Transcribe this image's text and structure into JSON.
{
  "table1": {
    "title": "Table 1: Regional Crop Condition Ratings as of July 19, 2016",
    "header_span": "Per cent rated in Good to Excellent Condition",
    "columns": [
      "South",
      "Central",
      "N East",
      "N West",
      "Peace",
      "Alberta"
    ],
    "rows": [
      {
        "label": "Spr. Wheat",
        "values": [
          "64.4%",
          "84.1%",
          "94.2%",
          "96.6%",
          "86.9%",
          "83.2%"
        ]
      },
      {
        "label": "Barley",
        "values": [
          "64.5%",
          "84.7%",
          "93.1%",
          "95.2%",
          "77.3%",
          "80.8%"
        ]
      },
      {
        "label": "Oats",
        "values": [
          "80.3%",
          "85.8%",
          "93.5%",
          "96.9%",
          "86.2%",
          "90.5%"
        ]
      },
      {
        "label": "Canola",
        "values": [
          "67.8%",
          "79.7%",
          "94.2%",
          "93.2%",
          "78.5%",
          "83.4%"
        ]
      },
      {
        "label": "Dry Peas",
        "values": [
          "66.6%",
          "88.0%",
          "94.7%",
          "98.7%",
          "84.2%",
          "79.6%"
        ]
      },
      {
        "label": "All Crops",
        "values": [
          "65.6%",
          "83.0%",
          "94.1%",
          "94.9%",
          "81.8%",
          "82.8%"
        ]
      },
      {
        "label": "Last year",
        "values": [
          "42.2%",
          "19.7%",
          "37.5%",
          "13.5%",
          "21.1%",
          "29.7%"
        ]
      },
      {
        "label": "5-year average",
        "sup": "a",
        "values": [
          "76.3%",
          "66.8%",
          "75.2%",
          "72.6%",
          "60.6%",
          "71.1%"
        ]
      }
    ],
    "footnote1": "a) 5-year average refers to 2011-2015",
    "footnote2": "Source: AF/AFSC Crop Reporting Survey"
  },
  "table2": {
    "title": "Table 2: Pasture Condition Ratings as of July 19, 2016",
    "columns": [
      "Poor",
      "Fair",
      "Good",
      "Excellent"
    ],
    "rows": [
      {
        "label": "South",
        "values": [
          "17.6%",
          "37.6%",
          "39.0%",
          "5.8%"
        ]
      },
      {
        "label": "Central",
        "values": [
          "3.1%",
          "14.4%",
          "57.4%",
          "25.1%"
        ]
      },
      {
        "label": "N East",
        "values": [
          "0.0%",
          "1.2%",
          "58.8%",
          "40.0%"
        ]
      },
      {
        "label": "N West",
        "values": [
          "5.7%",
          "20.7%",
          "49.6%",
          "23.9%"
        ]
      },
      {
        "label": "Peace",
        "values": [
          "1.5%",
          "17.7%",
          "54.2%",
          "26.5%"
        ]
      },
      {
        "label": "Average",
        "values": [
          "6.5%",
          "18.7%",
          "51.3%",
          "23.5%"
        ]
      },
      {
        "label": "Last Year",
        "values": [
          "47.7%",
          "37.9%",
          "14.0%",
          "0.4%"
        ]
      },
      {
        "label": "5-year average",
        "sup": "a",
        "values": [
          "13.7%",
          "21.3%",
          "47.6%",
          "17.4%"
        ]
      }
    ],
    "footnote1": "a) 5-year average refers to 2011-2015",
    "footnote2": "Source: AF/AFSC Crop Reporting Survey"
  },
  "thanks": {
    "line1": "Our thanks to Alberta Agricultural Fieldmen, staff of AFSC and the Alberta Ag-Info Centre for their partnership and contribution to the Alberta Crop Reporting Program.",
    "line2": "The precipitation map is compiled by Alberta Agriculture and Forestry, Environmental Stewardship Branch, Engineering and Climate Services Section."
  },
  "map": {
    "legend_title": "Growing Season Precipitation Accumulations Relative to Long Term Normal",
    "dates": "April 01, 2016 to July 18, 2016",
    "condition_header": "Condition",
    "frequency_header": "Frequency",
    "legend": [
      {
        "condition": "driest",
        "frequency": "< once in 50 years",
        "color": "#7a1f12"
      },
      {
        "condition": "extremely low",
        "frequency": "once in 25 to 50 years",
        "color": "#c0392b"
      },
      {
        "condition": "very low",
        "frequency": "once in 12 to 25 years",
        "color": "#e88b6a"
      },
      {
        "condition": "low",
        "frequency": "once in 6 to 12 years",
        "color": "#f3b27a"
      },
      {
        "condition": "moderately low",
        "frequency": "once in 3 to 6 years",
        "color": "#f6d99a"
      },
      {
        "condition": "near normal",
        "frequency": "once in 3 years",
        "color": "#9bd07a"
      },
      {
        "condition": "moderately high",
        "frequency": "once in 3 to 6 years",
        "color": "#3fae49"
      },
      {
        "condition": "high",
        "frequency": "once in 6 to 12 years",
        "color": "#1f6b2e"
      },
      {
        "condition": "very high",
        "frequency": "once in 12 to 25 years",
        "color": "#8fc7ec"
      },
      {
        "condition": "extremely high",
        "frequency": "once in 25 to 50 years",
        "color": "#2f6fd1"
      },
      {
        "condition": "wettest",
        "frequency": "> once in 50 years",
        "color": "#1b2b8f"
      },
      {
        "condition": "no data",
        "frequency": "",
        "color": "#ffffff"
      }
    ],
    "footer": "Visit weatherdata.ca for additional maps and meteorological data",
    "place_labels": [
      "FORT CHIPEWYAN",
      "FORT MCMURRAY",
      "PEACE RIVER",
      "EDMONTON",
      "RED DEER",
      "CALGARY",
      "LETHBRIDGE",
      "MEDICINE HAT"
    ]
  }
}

## EXERCISE REQUIREMENTS
Extract every line above exactly as it stands.

## RESULT
Transcribe this image's text and structure into JSON.
{
  "table1": {
    "title": "Table 1: Regional Crop Condition Ratings as of July 19, 2016",
    "header_span": "Per cent rated in Good to Excellent Condition",
    "columns": [
      "South",
      "Central",
      "N East",
      "N West",
      "Peace",
      "Alberta"
    ],
    "rows": [
      {
        "label": "Spr. Wheat",
        "values": [
          "64.4%",
          "84.1%",
          "94.2%",
          "96.6%",
          "86.9%",
          "83.2%"
        ]
      },
      {
        "label": "Barley",
        "values": [
          "64.5%",
          "84.7%",
          "93.1%",
          "95.2%",
          "77.3%",
          "80.8%"
        ]
      },
      {
        "label": "Oats",
        "values": [
          "80.3%",
          "85.8%",
          "93.5%",
          "96.9%",
          "86.2%",
          "90.5%"
        ]
      },
      {
        "label": "Canola",
        "values": [
          "67.8%",
          "79.7%",
          "94.2%",
          "93.2%",
          "78.5%",
          "83.4%"
        ]
      },
      {
        "label": "Dry Peas",
        "values": [
          "66.6%",
          "88.0%",
          "94.7%",
          "98.7%",
          "84.2%",
          "79.6%"
        ]
      },
      {
        "label": "All Crops",
        "values": [
          "65.6%",
          "83.0%",
          "94.1%",
          "94.9%",
          "81.8%",
          "82.8%"
        ]
      },
      {
        "label": "Last year",
        "values": [
          "42.2%",
          "19.7%",
          "37.5%",
          "13.5%",
          "21.1%",
          "29.7%"
        ]
      },
      {
        "label": "5-year average",
        "sup": "a",
        "values": [
          "76.3%",
          "66.8%",
          "75.2%",
          "72.6%",
          "60.6%",
          "71.1%"
        ]
      }
    ],
    "footnote1": "a) 5-year average refers to 2011-2015",
    "footnote2": "Source: AF/AFSC Crop Reporting Survey"
  },
  "table2": {
    "title": "Table 2: Pasture Condition Ratings as of July 19, 2016",
    "columns": [
      "Poor",
      "Fair",
      "Good",
      "Excellent"
    ],
    "rows": [
      {
        "label": "South",
        "values": [
          "17.6%",
          "37.6%",
          "39.0%",
          "5.8%"
        ]
      },
      {
        "label": "Central",
        "values": [
          "3.1%",
          "14.4%",
          "57.4%",
          "25.1%"
        ]
      },
      {
        "label": "N East",
        "values": [
          "0.0%",
          "1.2%",
          "58.8%",
          "40.0%"
        ]
      },
      {
        "label": "N West",
        "values": [
          "5.7%",
          "20.7%",
          "49.6%",
          "23.9%"
        ]
      },
      {
        "label": "Peace",
        "values": [
          "1.5%",
          "17.7%",
          "54.2%",
          "26.5%"
        ]
      },
      {
        "label": "Average",
        "values": [
          "6.5%",
          "18.7%",
          "51.3%",
          "23.5%"
        ]
      },
      {
        "label": "Last Year",
        "values": [
          "47.7%",
          "37.9%",
          "14.0%",
          "0.4%"
        ]
      },
      {
        "label": "5-year average",
        "sup": "a",
        "values": [
          "13.7%",
          "21.3%",
          "47.6%",
          "17.4%"
        ]
      }
    ],
    "footnote1": "a) 5-year average refers to 2011-2015",
    "footnote2": "Source: AF/AFSC Crop Reporting Survey"
  },
  "thanks": {
    "line1": "Our thanks to Alberta Agricultural Fieldmen, staff of AFSC and the Alberta Ag-Info Centre for their partnership and contribution to the Alberta Crop Reporting Program.",
    "line2": "The precipitation map is compiled by Alberta Agriculture and Forestry, Environmental Stewardship Branch, Engineering and Climate Services Section."
  },
  "map": {
    "legend_title": "Growing Season Precipitation Accumulations Relative to Long Term Normal",
    "dates": "April 01, 2016 to July 18, 2016",
    "condition_header": "Condition",
    "frequency_header": "Frequency",
    "legend": [
      {
        "condition": "driest",
        "frequency": "< once in 50 years",
        "color": "#7a1f12"
      },
      {
        "condition": "extremely low",
        "frequency": "once in 25 to 50 years",
        "color": "#c0392b"
      },
      {
        "condition": "very low",
        "frequency": "once in 12 to 25 years",
        "color": "#e88b6a"
      },
      {
        "condition": "low",
        "frequency": "once in 6 to 12 years",
        "color": "#f3b27a"
      },
      {
        "condition": "moderately low",
        "frequency": "once in 3 to 6 years",
        "color": "#f6d99a"
      },
      {
        "condition": "near normal",
        "frequency": "once in 3 years",
        "color": "#9bd07a"
      },
      {
        "condition": "moderately high",
        "frequency": "once in 3 to 6 years",
        "color": "#3fae49"
      },
      {
        "condition": "high",
        "frequency": "once in 6 to 12 years",
        "color": "#1f6b2e"
      },
      {
        "condition": "very high",
        "frequency": "once in 12 to 25 years",
        "color": "#8fc7ec"
      },
      {
        "condition": "extremely high",
        "frequency": "once in 25 to 50 years",
        "color": "#2f6fd1"
      },
      {
        "condition": "wettest",
        "frequency": "> once in 50 years",
        "color": "#1b2b8f"
      },
      {
        "condition": "no data",
        "frequency": "",
        "color": "#ffffff"
      }
    ],
    "footer": "Visit weatherdata.ca for additional maps and meteorological data",
    "place_labels": [
      "FORT CHIPEWYAN",
      "FORT MCMURRAY",
      "PEACE RIVER",
      "EDMONTON",
      "RED DEER",
      "CALGARY",
      "LETHBRIDGE",
      "MEDICINE HAT"
    ]
  }
}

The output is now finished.